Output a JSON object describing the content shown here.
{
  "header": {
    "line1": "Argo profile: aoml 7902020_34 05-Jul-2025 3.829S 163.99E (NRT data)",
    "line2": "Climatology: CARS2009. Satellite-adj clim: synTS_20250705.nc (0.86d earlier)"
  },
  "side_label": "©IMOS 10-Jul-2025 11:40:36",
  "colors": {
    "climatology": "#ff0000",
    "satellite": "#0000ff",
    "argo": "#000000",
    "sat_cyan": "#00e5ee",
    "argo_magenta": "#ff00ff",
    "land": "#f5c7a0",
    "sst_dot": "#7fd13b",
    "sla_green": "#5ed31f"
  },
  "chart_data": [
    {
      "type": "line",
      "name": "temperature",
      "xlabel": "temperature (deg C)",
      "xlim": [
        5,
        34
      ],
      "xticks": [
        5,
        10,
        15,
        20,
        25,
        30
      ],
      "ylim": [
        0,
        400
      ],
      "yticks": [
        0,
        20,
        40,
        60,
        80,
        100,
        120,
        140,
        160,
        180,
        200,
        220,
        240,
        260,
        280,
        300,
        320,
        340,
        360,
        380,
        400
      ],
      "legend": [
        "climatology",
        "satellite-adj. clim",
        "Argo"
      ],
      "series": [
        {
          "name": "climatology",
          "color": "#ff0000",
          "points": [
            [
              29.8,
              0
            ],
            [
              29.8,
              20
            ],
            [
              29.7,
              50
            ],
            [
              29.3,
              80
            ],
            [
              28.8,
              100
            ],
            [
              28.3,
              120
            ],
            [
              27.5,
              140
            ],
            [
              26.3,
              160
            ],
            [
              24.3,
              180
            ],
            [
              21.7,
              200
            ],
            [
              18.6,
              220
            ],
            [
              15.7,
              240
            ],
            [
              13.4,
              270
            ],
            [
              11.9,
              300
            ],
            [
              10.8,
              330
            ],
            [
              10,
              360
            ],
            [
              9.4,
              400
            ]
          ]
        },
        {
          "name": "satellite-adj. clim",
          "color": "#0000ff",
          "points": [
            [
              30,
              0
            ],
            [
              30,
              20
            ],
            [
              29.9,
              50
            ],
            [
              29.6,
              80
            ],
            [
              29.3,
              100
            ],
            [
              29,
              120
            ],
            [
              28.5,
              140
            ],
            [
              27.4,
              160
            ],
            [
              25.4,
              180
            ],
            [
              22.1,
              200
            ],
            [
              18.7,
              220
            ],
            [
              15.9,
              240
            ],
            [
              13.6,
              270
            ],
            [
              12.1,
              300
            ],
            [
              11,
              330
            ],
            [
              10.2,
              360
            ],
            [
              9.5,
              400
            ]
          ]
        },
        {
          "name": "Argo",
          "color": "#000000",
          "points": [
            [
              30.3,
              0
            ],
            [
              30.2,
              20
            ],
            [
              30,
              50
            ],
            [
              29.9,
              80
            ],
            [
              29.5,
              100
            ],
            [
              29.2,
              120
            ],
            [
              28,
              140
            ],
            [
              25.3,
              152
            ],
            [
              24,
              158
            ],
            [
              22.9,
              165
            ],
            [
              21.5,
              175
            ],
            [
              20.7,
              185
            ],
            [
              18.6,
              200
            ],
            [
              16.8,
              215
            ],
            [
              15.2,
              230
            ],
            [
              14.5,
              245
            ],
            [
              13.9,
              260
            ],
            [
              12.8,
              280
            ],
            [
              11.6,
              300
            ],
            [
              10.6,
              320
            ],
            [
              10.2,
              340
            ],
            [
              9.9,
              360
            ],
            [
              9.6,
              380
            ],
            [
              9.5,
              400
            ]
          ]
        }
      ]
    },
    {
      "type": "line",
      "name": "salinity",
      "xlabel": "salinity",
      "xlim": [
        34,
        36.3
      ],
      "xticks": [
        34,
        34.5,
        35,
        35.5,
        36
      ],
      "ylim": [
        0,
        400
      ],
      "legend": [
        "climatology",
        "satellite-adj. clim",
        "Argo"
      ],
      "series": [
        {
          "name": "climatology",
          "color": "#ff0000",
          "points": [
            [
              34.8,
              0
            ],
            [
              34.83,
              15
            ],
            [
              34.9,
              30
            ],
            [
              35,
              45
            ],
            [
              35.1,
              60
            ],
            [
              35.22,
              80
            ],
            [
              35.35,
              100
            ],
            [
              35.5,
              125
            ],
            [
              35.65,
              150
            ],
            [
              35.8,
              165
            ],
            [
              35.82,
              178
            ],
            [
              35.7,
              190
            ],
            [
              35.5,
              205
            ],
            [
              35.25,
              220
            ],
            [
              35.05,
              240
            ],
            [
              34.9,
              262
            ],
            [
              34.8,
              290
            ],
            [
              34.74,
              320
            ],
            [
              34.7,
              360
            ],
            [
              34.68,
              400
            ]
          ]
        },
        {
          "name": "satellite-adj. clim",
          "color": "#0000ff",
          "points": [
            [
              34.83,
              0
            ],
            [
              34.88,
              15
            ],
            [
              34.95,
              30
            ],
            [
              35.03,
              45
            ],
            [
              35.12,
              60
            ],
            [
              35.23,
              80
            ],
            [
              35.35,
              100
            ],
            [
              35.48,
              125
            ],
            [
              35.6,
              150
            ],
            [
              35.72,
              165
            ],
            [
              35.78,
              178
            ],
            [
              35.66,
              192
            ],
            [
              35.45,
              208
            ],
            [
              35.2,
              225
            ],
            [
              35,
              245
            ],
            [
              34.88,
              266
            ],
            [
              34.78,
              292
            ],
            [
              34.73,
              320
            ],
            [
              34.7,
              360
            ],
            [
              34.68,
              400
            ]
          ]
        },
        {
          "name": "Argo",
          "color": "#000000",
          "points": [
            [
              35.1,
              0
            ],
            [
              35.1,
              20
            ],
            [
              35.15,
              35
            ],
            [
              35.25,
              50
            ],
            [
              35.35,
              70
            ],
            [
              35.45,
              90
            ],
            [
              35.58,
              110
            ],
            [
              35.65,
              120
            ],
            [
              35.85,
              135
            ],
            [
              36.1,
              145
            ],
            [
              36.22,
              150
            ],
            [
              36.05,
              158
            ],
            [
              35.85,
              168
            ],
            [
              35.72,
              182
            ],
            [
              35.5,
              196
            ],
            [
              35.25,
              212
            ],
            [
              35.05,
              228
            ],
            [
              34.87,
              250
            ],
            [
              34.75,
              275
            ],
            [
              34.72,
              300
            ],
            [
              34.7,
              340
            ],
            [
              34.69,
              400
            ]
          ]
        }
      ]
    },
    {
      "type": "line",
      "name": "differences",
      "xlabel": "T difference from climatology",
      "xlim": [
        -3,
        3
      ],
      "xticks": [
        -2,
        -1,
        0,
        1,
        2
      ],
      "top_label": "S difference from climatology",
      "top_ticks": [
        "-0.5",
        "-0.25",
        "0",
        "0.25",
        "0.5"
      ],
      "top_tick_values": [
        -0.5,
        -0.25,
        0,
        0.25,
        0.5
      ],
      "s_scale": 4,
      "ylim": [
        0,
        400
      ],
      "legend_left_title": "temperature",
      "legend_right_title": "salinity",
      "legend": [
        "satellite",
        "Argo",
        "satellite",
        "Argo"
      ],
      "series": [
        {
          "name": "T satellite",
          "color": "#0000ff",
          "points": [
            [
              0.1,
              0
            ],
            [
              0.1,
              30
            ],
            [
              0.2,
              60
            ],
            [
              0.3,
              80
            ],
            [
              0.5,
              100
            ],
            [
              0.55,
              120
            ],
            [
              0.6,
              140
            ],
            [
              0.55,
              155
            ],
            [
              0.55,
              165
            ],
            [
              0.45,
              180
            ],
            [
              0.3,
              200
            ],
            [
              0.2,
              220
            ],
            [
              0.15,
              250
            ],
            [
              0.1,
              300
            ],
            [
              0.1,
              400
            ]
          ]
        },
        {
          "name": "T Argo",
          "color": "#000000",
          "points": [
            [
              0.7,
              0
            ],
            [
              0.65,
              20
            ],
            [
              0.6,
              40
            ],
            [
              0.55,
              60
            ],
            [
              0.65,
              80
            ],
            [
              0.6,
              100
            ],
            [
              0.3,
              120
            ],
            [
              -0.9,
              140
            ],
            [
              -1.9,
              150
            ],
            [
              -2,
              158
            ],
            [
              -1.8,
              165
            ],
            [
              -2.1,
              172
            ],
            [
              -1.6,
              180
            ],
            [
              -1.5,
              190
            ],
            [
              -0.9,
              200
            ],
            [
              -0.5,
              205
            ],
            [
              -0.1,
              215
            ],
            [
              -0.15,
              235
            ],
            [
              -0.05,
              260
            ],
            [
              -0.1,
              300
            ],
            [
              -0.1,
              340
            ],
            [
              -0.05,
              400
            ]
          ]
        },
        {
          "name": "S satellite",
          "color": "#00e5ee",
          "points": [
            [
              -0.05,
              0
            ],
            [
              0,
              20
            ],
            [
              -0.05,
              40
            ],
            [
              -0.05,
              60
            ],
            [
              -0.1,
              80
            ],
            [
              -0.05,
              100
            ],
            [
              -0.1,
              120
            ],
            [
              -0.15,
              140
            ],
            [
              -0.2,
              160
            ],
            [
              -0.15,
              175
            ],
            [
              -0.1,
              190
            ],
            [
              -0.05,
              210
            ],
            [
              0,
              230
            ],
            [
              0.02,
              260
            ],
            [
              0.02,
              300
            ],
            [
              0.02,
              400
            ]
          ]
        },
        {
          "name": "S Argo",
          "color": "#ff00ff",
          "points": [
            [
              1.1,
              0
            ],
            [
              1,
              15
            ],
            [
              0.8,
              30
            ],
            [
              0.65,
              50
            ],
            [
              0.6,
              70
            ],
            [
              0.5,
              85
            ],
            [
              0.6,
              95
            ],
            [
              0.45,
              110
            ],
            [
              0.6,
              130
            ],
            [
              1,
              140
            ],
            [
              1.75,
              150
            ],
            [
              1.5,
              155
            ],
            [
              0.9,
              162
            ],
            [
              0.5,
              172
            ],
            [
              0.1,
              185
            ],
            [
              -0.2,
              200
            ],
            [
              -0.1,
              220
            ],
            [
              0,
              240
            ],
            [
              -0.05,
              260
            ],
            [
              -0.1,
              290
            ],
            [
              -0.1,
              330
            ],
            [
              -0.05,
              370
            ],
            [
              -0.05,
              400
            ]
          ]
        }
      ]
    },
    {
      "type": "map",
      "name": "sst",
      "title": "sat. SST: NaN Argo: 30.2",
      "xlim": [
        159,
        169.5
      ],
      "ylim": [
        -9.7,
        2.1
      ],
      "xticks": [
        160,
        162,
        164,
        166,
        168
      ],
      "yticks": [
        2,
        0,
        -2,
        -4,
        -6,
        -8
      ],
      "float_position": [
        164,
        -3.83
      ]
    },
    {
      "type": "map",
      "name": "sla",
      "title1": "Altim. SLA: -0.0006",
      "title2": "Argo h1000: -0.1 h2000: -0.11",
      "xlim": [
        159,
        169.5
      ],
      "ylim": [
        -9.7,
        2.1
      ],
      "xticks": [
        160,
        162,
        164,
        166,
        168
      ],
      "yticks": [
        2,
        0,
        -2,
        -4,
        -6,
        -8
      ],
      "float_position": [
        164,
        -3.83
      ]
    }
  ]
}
----------------------------------------
* TASK BRIEF:
Collect from the data above every line that includes "xlabel".

* ANSWER IN FULL:
      "xlabel": "temperature (deg C)",
      "xlabel": "salinity",
      "xlabel": "T difference from climatology",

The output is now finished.